• Some records
※ ※ ※

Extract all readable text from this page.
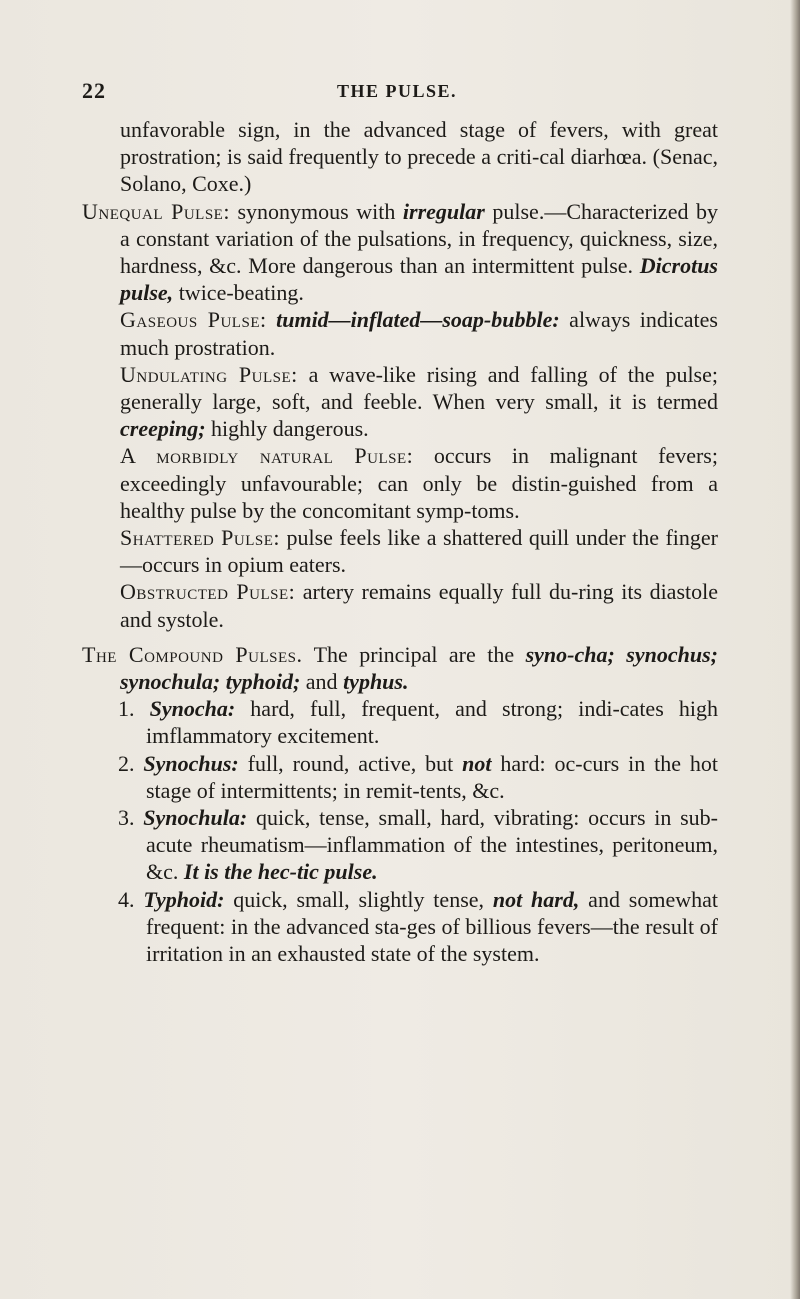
22	THE PULSE.

unfavorable sign, in the advanced stage of fevers, with great prostration; is said frequently to precede a criti-cal diarhœa. (Senac, Solano, Coxe.)

Unequal Pulse: synonymous with irregular pulse.—Characterized by a constant variation of the pulsations, in frequency, quickness, size, hardness, &c. More dangerous than an intermittent pulse. Dicrotus pulse, twice-beating.

Gaseous Pulse: tumid—inflated—soap-bubble: always indicates much prostration.

Undulating Pulse: a wave-like rising and falling of the pulse; generally large, soft, and feeble. When very small, it is termed creeping; highly dangerous.

A morbidly natural Pulse: occurs in malignant fevers; exceedingly unfavourable; can only be distin-guished from a healthy pulse by the concomitant symp-toms.

Shattered Pulse: pulse feels like a shattered quill under the finger—occurs in opium eaters.

Obstructed Pulse: artery remains equally full du-ring its diastole and systole.

The Compound Pulses. The principal are the syno-cha; synochus; synochula; typhoid; and typhus.

1. Synocha: hard, full, frequent, and strong; indi-cates high imflammatory excitement.

2. Synochus: full, round, active, but not hard: oc-curs in the hot stage of intermittents; in remit-tents, &c.

3. Synochula: quick, tense, small, hard, vibrating: occurs in sub-acute rheumatism—inflammation of the intestines, peritoneum, &c. It is the hec-tic pulse.

4. Typhoid: quick, small, slightly tense, not hard, and somewhat frequent: in the advanced sta-ges of billious fevers—the result of irritation in an exhausted state of the system.
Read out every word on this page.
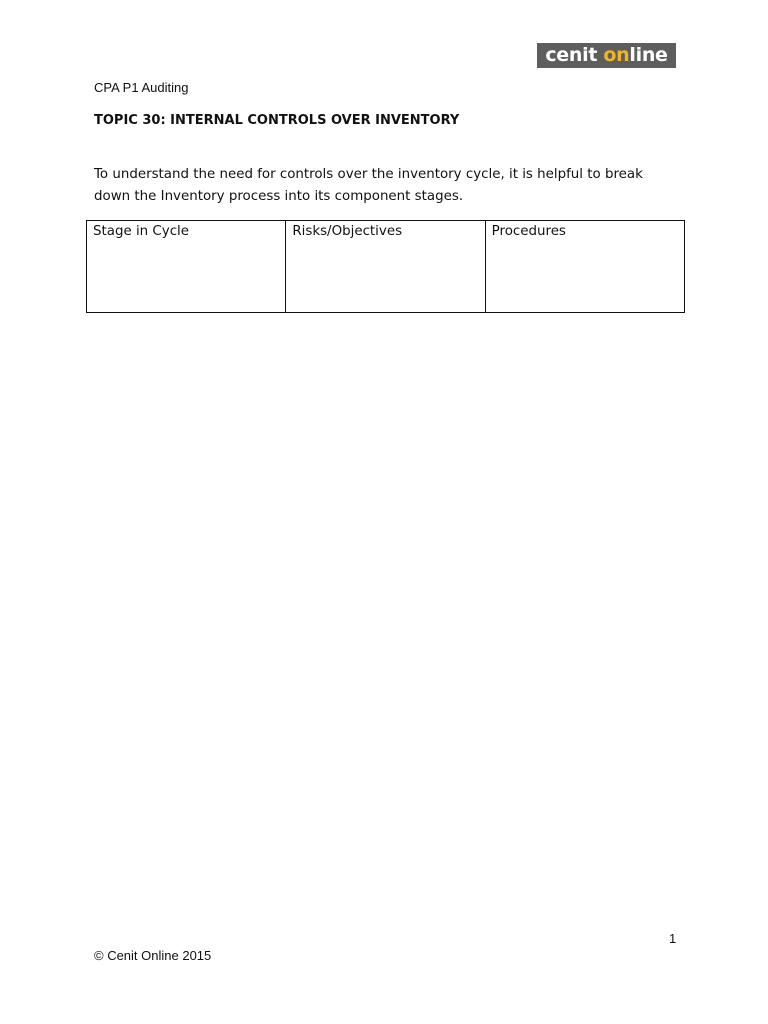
cenit online
CPA P1 Auditing
TOPIC 30: INTERNAL CONTROLS OVER INVENTORY
To understand the need for controls over the inventory cycle, it is helpful to break
down the Inventory process into its component stages.
Stage in Cycle	Risks/Objectives	Procedures
1
© Cenit Online 2015
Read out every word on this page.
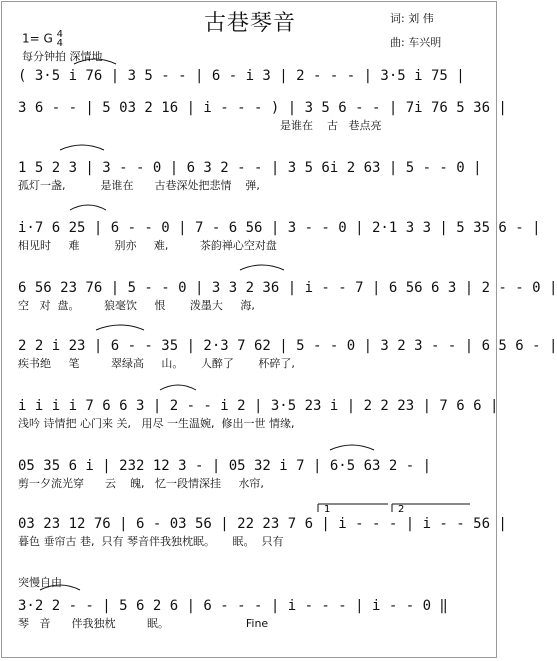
古巷琴音	词: 刘 伟
曲: 车兴明
1= G 4
4
每分钟拍 深情地
( 3·5 i 76 | 3 5 - - | 6 - i 3 | 2 - - - | 3·5 i 75 |
3 6 - - | 5 03 2 16 | i - - - ) | 3 5 6 - - | 7i 76 5 36 |
是谁在    古   巷点亮
1 5 2 3 | 3 - - 0 | 6 3 2 - - | 3 5 6i 2 63 | 5 - - 0 |
孤灯一盏,          是谁在      古巷深处把悲情    弹,
i·7 6 25 | 6 - - 0 | 7 - 6 56 | 3 - - 0 | 2·1 3 3 | 5 35 6 - |
相见时     难          别亦     难,         茶韵禅心空对盘
6 56 23 76 | 5 - - 0 | 3 3 2 36 | i - - 7 | 6 56 6 3 | 2 - - 0 |
空   对  盘。       狼毫饮     恨       泼墨大     海,
2 2 i 23 | 6 - - 35 | 2·3 7 62 | 5 - - 0 | 3 2 3 - - | 6 5 6 - |
疾书绝     笔         翠绿高     山。     人醉了       杯碎了,
i i i i 7 6 6 3 | 2 - - i 2 | 3·5 23 i | 2 2 23 | 7 6 6 |
浅吟 诗情把 心门来 关,   用尽 一生温婉,  修出一世 情缘,
05 35 6 i | 232 12 3 - | 05 32 i 7 | 6·5 63 2 - |
剪一夕流光穿      云    魄,   忆一段情深挂     水帘,
03 23 12 76 | 6 - 03 56 | 22 23 7 6 | i - - - | i - - 56 |
暮色 垂帘古 巷,  只有 琴音伴我独枕眠。     眠。  只有
突慢自由
3·2 2 - - | 5 6 2 6 | 6 - - - | i - - - | i - - 0 ‖
琴   音      伴我独枕         眠。                      Fine
1	2
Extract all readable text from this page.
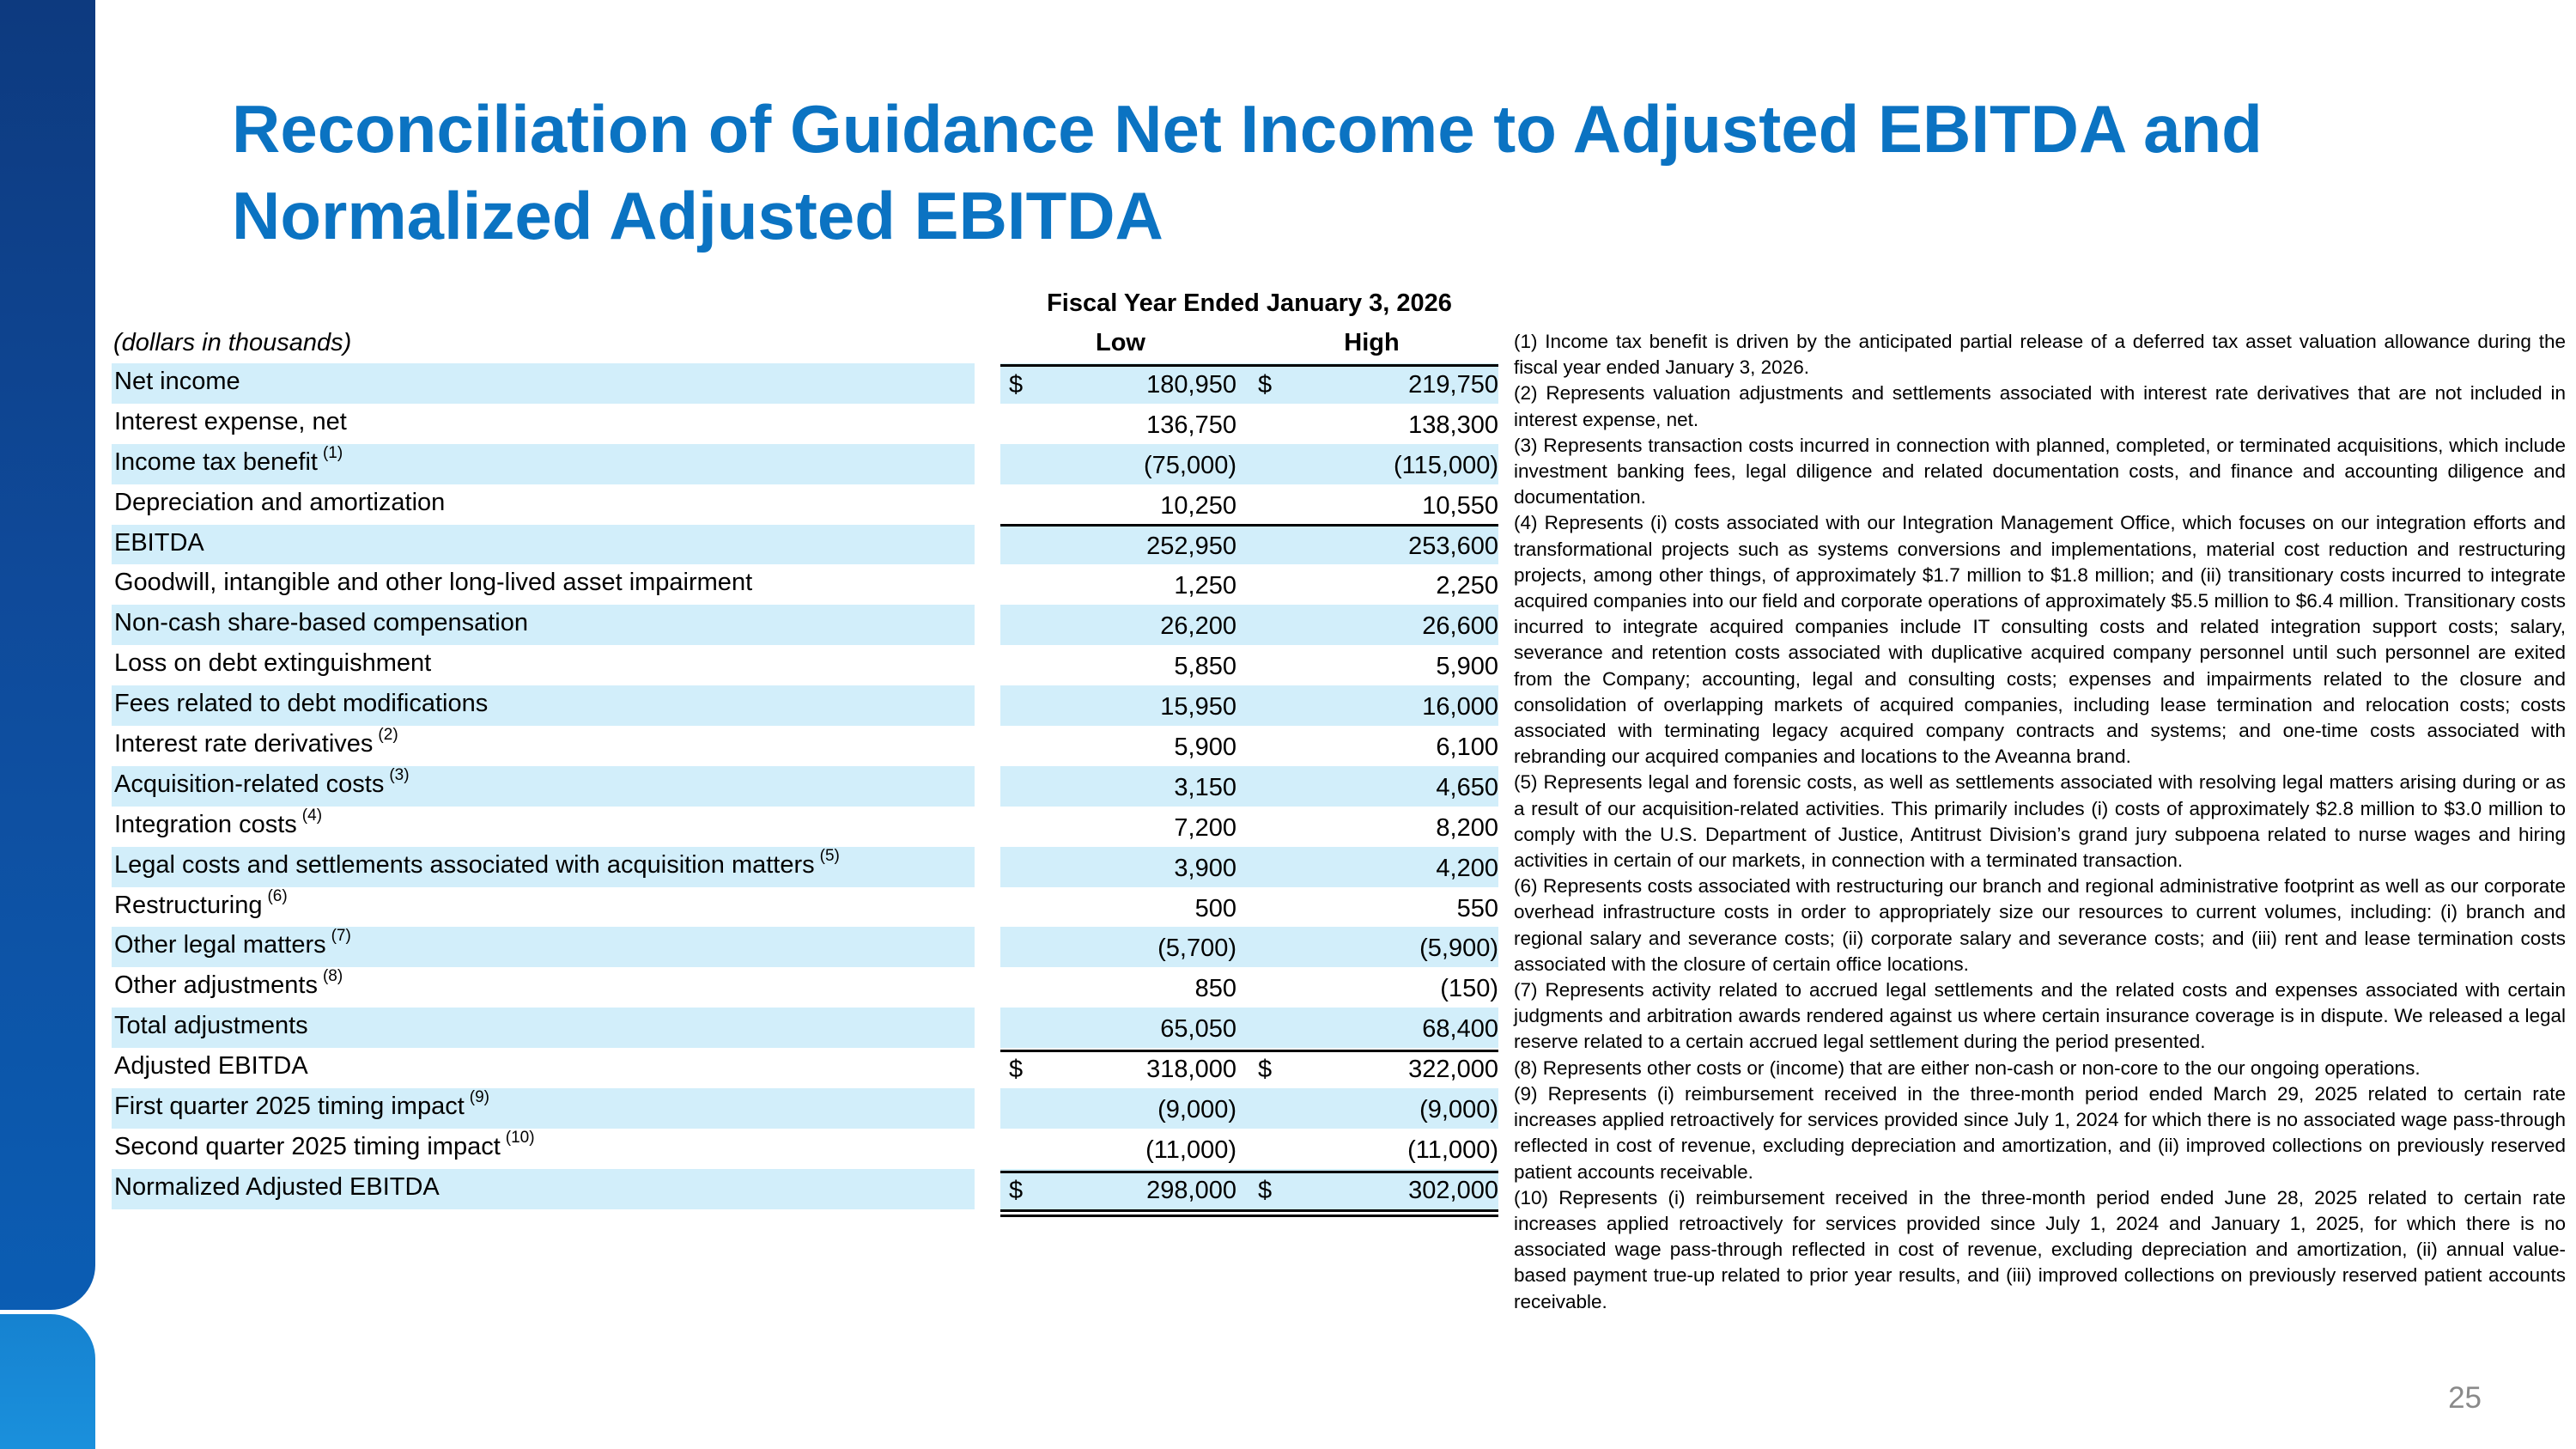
Reconciliation of Guidance Net Income to Adjusted EBITDA and Normalized Adjusted EBITDA
Fiscal Year Ended January 3, 2026
(dollars in thousands)	Low	High
Net income	$	180,950 $	219,750
Interest expense, net	136,750	138,300
Income tax benefit $^{(1)}$	(75,000)	(115,000)
Depreciation and amortization	10,250	10,550
EBITDA	252,950	253,600
Goodwill, intangible and other long-lived asset impairment	1,250	2,250
Non-cash share-based compensation	26,200	26,600
Loss on debt extinguishment	5,850	5,900
Fees related to debt modifications	15,950	16,000
Interest rate derivatives $^{(2)}$	5,900	6,100
Acquisition-related costs $^{(3)}$	3,150	4,650
Integration costs $^{(4)}$	7,200	8,200
Legal costs and settlements associated with acquisition matters $^{(5)}$	3,900	4,200
Restructuring $^{(6)}$	500	550
Other legal matters $^{(7)}$	(5,700)	(5,900)
Other adjustments $^{(8)}$	850	(150)
Total adjustments	65,050	68,400
Adjusted EBITDA	$	318,000 $	322,000
First quarter 2025 timing impact $^{(9)}$	(9,000)	(9,000)
Second quarter 2025 timing impact $^{(10)}$	(11,000)	(11,000)
Normalized Adjusted EBITDA	$	298,000 $	302,000

(1) Income tax benefit is driven by the anticipated partial release of a deferred tax asset valuation allowance during the fiscal year ended January 3, 2026.

(2) Represents valuation adjustments and settlements associated with interest rate derivatives that are not included in interest expense, net.

(3) Represents transaction costs incurred in connection with planned, completed, or terminated acquisitions, which include investment banking fees, legal diligence and related documentation costs, and finance and accounting diligence and documentation.

(4) Represents (i) costs associated with our Integration Management Office, which focuses on our integration efforts and transformational projects such as systems conversions and implementations, material cost reduction and restructuring projects, among other things, of approximately $1.7 million to $1.8 million; and (ii) transitionary costs incurred to integrate acquired companies into our field and corporate operations of approximately $5.5 million to $6.4 million. Transitionary costs incurred to integrate acquired companies include IT consulting costs and related integration support costs; salary, severance and retention costs associated with duplicative acquired company personnel until such personnel are exited from the Company; accounting, legal and consulting costs; expenses and impairments related to the closure and consolidation of overlapping markets of acquired companies, including lease termination and relocation costs; costs associated with terminating legacy acquired company contracts and systems; and one-time costs associated with rebranding our acquired companies and locations to the Aveanna brand.

(5) Represents legal and forensic costs, as well as settlements associated with resolving legal matters arising during or as a result of our acquisition-related activities. This primarily includes (i) costs of approximately $2.8 million to $3.0 million to comply with the U.S. Department of Justice, Antitrust Division’s grand jury subpoena related to nurse wages and hiring activities in certain of our markets, in connection with a terminated transaction.

(6) Represents costs associated with restructuring our branch and regional administrative footprint as well as our corporate overhead infrastructure costs in order to appropriately size our resources to current volumes, including: (i) branch and regional salary and severance costs; (ii) corporate salary and severance costs; and (iii) rent and lease termination costs associated with the closure of certain office locations.

(7) Represents activity related to accrued legal settlements and the related costs and expenses associated with certain judgments and arbitration awards rendered against us where certain insurance coverage is in dispute. We released a legal reserve related to a certain accrued legal settlement during the period presented.

(8) Represents other costs or (income) that are either non-cash or non-core to the our ongoing operations.

(9) Represents (i) reimbursement received in the three-month period ended March 29, 2025 related to certain rate increases applied retroactively for services provided since July 1, 2024 for which there is no associated wage pass-through reflected in cost of revenue, excluding depreciation and amortization, and (ii) improved collections on previously reserved patient accounts receivable.

(10) Represents (i) reimbursement received in the three-month period ended June 28, 2025 related to certain rate increases applied retroactively for services provided since July 1, 2024 and January 1, 2025, for which there is no associated wage pass-through reflected in cost of revenue, excluding depreciation and amortization, (ii) annual value-based payment true-up related to prior year results, and (iii) improved collections on previously reserved patient accounts receivable.

25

※ ※ ※

• Problem requirements
Using the listing, copy every line where the word "prostration" shows up.

• Expected answer
unfavorable sign, in the advanced stage of fevers, with great prostration; is said frequently to precede a criti-cal diarhœa. (Senac, Solano, Coxe.)
Gaseous Pulse: tumid—inflated—soap-bubble: always indicates much prostration.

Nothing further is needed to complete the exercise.